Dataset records
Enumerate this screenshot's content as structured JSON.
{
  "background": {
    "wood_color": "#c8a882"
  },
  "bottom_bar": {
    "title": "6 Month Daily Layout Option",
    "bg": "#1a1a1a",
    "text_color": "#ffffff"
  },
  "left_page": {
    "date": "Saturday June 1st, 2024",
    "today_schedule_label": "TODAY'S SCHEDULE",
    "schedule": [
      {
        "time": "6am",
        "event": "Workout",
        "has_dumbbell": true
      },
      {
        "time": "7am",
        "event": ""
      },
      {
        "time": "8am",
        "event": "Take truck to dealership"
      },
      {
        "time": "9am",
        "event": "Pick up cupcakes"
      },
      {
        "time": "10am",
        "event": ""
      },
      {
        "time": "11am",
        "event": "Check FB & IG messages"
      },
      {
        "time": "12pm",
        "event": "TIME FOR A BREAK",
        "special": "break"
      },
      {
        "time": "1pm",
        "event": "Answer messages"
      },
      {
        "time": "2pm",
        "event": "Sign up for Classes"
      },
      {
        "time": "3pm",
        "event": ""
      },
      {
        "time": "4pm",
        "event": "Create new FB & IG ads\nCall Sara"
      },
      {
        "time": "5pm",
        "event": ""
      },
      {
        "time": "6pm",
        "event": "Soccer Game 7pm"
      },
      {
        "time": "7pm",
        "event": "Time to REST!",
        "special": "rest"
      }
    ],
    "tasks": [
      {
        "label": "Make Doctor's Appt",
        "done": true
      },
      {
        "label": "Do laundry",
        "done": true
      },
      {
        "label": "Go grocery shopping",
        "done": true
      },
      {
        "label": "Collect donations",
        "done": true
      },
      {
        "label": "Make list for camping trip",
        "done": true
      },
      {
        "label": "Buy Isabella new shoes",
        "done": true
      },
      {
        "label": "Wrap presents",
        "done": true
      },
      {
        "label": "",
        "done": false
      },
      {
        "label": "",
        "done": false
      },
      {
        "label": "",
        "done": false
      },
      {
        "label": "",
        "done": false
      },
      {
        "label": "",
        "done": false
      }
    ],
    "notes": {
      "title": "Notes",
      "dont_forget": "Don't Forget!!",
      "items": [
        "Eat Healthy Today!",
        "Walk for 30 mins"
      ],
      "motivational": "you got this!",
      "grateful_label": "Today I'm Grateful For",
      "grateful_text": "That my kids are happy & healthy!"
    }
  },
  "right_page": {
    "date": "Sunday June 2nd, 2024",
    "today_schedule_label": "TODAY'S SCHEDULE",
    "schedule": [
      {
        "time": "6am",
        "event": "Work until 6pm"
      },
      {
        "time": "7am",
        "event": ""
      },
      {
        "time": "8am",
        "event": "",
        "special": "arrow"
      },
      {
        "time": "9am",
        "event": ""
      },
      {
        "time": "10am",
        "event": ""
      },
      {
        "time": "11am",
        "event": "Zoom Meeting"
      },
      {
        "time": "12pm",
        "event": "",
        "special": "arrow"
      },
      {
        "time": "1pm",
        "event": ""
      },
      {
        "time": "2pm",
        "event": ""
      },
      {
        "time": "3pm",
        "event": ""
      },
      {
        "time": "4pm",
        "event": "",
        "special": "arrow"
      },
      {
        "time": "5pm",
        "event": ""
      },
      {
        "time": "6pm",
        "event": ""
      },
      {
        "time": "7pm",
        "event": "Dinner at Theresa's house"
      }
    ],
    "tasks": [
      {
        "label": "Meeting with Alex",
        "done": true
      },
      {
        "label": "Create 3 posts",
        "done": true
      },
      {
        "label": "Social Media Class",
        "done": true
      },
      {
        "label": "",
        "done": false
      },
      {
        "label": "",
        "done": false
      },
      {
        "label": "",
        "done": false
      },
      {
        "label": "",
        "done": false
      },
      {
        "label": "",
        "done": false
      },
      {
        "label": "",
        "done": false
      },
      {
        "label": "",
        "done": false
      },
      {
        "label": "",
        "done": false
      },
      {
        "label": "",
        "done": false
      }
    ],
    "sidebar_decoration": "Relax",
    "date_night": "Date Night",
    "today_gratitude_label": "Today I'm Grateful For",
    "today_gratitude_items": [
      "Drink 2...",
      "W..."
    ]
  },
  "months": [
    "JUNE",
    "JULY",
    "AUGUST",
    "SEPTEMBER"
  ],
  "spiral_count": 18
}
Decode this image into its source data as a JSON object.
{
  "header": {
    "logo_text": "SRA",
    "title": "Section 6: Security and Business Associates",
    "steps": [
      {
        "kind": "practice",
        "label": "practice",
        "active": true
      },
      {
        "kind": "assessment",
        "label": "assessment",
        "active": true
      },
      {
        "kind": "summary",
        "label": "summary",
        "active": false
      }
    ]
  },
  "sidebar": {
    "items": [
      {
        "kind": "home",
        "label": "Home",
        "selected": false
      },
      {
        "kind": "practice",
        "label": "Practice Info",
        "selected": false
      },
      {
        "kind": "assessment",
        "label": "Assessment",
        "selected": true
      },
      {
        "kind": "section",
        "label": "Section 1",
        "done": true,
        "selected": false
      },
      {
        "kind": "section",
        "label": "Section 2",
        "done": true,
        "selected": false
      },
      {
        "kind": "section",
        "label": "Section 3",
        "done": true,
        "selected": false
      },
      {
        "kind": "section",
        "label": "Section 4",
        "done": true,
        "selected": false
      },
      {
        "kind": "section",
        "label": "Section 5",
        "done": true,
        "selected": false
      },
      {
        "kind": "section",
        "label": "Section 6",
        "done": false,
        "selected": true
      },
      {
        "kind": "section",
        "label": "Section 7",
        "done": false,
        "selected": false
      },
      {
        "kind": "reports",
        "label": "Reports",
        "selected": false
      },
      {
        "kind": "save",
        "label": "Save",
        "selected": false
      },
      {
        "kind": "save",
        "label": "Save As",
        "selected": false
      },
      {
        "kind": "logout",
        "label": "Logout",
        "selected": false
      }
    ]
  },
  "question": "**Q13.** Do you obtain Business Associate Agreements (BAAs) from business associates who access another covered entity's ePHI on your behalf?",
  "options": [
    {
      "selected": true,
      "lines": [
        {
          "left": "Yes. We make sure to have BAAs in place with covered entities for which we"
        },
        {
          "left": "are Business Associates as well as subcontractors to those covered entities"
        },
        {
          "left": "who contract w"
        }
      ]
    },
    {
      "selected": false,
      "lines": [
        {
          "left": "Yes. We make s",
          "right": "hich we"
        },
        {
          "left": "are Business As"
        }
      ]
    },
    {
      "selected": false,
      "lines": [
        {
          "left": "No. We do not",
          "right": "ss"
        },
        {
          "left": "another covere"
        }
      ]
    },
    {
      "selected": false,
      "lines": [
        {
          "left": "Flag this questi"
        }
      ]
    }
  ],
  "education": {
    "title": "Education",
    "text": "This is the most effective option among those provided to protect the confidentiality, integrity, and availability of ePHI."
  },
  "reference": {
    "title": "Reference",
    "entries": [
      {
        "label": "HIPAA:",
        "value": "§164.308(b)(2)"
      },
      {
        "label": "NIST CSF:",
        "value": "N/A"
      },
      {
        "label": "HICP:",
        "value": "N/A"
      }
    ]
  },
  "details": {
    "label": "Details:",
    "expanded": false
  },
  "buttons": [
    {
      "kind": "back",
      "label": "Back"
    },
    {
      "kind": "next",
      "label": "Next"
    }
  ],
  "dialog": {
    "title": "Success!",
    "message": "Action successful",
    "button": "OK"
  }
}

◆ What the task asks ◆
Pull every line containing "BAAs" from the data.

◆ Written reply ◆
  "question": "**Q13.** Do you obtain Business Associate Agreements (BAAs) from business associates who access another covered entity's ePHI on your behalf?",
          "left": "Yes. We make sure to have BAAs in place with covered entities for which we"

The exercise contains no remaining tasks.